> [EXERCISE OBJECTIVE]:
Below is the data. Give it again, complete and exact.

> [DATASET RECORDS]:

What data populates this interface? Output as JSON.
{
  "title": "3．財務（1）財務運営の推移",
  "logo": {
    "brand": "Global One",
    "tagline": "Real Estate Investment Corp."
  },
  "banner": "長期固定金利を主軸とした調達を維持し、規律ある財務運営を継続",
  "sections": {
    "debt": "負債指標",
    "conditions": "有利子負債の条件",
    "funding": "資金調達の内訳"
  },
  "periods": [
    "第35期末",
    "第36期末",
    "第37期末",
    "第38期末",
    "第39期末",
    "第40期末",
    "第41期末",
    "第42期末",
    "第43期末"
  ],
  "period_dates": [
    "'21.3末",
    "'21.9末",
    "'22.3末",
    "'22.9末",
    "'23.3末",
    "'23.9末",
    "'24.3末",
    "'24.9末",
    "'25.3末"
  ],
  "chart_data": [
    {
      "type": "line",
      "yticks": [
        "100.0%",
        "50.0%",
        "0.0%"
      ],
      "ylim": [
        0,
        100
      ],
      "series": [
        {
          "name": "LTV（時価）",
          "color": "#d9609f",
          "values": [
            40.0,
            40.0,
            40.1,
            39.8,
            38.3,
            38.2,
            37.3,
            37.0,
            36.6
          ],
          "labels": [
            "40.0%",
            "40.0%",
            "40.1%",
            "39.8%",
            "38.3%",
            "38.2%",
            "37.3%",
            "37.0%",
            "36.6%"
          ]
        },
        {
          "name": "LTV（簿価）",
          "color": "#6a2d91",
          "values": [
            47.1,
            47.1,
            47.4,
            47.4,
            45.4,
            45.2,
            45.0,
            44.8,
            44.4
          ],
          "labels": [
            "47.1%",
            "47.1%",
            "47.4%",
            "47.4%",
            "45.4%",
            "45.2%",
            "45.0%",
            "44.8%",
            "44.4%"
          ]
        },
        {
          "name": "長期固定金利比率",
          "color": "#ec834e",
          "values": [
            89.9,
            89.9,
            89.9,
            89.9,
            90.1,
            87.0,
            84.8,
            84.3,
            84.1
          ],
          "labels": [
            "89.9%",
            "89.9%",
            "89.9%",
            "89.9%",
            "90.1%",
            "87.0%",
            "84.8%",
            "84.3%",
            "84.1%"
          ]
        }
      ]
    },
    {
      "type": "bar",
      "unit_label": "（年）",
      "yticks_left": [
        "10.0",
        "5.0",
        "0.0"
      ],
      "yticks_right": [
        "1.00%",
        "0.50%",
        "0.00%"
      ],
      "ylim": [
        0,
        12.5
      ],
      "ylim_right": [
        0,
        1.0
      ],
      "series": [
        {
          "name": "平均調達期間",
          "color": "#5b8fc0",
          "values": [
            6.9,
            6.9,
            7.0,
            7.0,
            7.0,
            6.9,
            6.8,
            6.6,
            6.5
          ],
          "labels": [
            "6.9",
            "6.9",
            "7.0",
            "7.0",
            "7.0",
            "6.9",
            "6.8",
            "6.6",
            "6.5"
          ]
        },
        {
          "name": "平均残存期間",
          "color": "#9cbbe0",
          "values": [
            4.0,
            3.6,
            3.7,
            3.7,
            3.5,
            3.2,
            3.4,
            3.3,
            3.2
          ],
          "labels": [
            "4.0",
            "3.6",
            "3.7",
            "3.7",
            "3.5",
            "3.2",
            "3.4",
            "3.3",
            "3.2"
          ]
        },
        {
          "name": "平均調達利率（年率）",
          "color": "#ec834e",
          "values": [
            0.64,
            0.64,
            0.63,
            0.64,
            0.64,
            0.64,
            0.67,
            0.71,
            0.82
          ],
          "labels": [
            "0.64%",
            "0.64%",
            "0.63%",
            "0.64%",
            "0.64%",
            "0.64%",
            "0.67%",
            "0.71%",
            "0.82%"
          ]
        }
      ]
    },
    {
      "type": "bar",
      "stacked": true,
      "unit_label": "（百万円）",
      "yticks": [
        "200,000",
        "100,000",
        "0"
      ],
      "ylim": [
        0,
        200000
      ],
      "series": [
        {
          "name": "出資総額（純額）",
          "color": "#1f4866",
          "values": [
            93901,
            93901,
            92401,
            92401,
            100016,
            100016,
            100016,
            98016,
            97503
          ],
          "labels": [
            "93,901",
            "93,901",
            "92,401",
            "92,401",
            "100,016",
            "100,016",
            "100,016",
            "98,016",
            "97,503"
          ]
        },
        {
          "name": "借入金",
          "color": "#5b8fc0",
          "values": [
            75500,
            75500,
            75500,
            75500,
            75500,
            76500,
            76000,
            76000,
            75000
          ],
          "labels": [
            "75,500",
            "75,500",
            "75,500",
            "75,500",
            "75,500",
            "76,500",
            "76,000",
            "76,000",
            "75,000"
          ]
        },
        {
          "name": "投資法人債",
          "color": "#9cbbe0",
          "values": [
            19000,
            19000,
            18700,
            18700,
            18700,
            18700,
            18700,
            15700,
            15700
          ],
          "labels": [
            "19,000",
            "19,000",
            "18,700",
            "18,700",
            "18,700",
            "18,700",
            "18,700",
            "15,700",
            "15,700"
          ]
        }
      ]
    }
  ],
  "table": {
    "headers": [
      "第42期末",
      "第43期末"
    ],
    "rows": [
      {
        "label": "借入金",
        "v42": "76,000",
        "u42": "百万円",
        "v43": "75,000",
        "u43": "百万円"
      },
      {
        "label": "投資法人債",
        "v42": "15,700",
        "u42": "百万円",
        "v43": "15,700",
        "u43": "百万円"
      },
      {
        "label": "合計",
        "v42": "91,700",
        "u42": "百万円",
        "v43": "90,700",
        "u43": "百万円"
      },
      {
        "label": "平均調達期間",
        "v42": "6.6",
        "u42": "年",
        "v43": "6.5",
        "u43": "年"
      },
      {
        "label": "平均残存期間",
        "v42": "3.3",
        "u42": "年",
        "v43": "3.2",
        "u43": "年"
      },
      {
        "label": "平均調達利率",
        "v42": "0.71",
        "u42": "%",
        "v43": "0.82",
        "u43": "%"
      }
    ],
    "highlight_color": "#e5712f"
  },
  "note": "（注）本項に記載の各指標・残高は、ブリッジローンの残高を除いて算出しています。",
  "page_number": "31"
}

> [CORRECT RESULT]:
What data populates this interface? Output as JSON.
{
  "title": "3．財務（1）財務運営の推移",
  "logo": {
    "brand": "Global One",
    "tagline": "Real Estate Investment Corp."
  },
  "banner": "長期固定金利を主軸とした調達を維持し、規律ある財務運営を継続",
  "sections": {
    "debt": "負債指標",
    "conditions": "有利子負債の条件",
    "funding": "資金調達の内訳"
  },
  "periods": [
    "第35期末",
    "第36期末",
    "第37期末",
    "第38期末",
    "第39期末",
    "第40期末",
    "第41期末",
    "第42期末",
    "第43期末"
  ],
  "period_dates": [
    "'21.3末",
    "'21.9末",
    "'22.3末",
    "'22.9末",
    "'23.3末",
    "'23.9末",
    "'24.3末",
    "'24.9末",
    "'25.3末"
  ],
  "chart_data": [
    {
      "type": "line",
      "yticks": [
        "100.0%",
        "50.0%",
        "0.0%"
      ],
      "ylim": [
        0,
        100
      ],
      "series": [
        {
          "name": "LTV（時価）",
          "color": "#d9609f",
          "values": [
            40.0,
            40.0,
            40.1,
            39.8,
            38.3,
            38.2,
            37.3,
            37.0,
            36.6
          ],
          "labels": [
            "40.0%",
            "40.0%",
            "40.1%",
            "39.8%",
            "38.3%",
            "38.2%",
            "37.3%",
            "37.0%",
            "36.6%"
          ]
        },
        {
          "name": "LTV（簿価）",
          "color": "#6a2d91",
          "values": [
            47.1,
            47.1,
            47.4,
            47.4,
            45.4,
            45.2,
            45.0,
            44.8,
            44.4
          ],
          "labels": [
            "47.1%",
            "47.1%",
            "47.4%",
            "47.4%",
            "45.4%",
            "45.2%",
            "45.0%",
            "44.8%",
            "44.4%"
          ]
        },
        {
          "name": "長期固定金利比率",
          "color": "#ec834e",
          "values": [
            89.9,
            89.9,
            89.9,
            89.9,
            90.1,
            87.0,
            84.8,
            84.3,
            84.1
          ],
          "labels": [
            "89.9%",
            "89.9%",
            "89.9%",
            "89.9%",
            "90.1%",
            "87.0%",
            "84.8%",
            "84.3%",
            "84.1%"
          ]
        }
      ]
    },
    {
      "type": "bar",
      "unit_label": "（年）",
      "yticks_left": [
        "10.0",
        "5.0",
        "0.0"
      ],
      "yticks_right": [
        "1.00%",
        "0.50%",
        "0.00%"
      ],
      "ylim": [
        0,
        12.5
      ],
      "ylim_right": [
        0,
        1.0
      ],
      "series": [
        {
          "name": "平均調達期間",
          "color": "#5b8fc0",
          "values": [
            6.9,
            6.9,
            7.0,
            7.0,
            7.0,
            6.9,
            6.8,
            6.6,
            6.5
          ],
          "labels": [
            "6.9",
            "6.9",
            "7.0",
            "7.0",
            "7.0",
            "6.9",
            "6.8",
            "6.6",
            "6.5"
          ]
        },
        {
          "name": "平均残存期間",
          "color": "#9cbbe0",
          "values": [
            4.0,
            3.6,
            3.7,
            3.7,
            3.5,
            3.2,
            3.4,
            3.3,
            3.2
          ],
          "labels": [
            "4.0",
            "3.6",
            "3.7",
            "3.7",
            "3.5",
            "3.2",
            "3.4",
            "3.3",
            "3.2"
          ]
        },
        {
          "name": "平均調達利率（年率）",
          "color": "#ec834e",
          "values": [
            0.64,
            0.64,
            0.63,
            0.64,
            0.64,
            0.64,
            0.67,
            0.71,
            0.82
          ],
          "labels": [
            "0.64%",
            "0.64%",
            "0.63%",
            "0.64%",
            "0.64%",
            "0.64%",
            "0.67%",
            "0.71%",
            "0.82%"
          ]
        }
      ]
    },
    {
      "type": "bar",
      "stacked": true,
      "unit_label": "（百万円）",
      "yticks": [
        "200,000",
        "100,000",
        "0"
      ],
      "ylim": [
        0,
        200000
      ],
      "series": [
        {
          "name": "出資総額（純額）",
          "color": "#1f4866",
          "values": [
            93901,
            93901,
            92401,
            92401,
            100016,
            100016,
            100016,
            98016,
            97503
          ],
          "labels": [
            "93,901",
            "93,901",
            "92,401",
            "92,401",
            "100,016",
            "100,016",
            "100,016",
            "98,016",
            "97,503"
          ]
        },
        {
          "name": "借入金",
          "color": "#5b8fc0",
          "values": [
            75500,
            75500,
            75500,
            75500,
            75500,
            76500,
            76000,
            76000,
            75000
          ],
          "labels": [
            "75,500",
            "75,500",
            "75,500",
            "75,500",
            "75,500",
            "76,500",
            "76,000",
            "76,000",
            "75,000"
          ]
        },
        {
          "name": "投資法人債",
          "color": "#9cbbe0",
          "values": [
            19000,
            19000,
            18700,
            18700,
            18700,
            18700,
            18700,
            15700,
            15700
          ],
          "labels": [
            "19,000",
            "19,000",
            "18,700",
            "18,700",
            "18,700",
            "18,700",
            "18,700",
            "15,700",
            "15,700"
          ]
        }
      ]
    }
  ],
  "table": {
    "headers": [
      "第42期末",
      "第43期末"
    ],
    "rows": [
      {
        "label": "借入金",
        "v42": "76,000",
        "u42": "百万円",
        "v43": "75,000",
        "u43": "百万円"
      },
      {
        "label": "投資法人債",
        "v42": "15,700",
        "u42": "百万円",
        "v43": "15,700",
        "u43": "百万円"
      },
      {
        "label": "合計",
        "v42": "91,700",
        "u42": "百万円",
        "v43": "90,700",
        "u43": "百万円"
      },
      {
        "label": "平均調達期間",
        "v42": "6.6",
        "u42": "年",
        "v43": "6.5",
        "u43": "年"
      },
      {
        "label": "平均残存期間",
        "v42": "3.3",
        "u42": "年",
        "v43": "3.2",
        "u43": "年"
      },
      {
        "label": "平均調達利率",
        "v42": "0.71",
        "u42": "%",
        "v43": "0.82",
        "u43": "%"
      }
    ],
    "highlight_color": "#e5712f"
  },
  "note": "（注）本項に記載の各指標・残高は、ブリッジローンの残高を除いて算出しています。",
  "page_number": "31"
}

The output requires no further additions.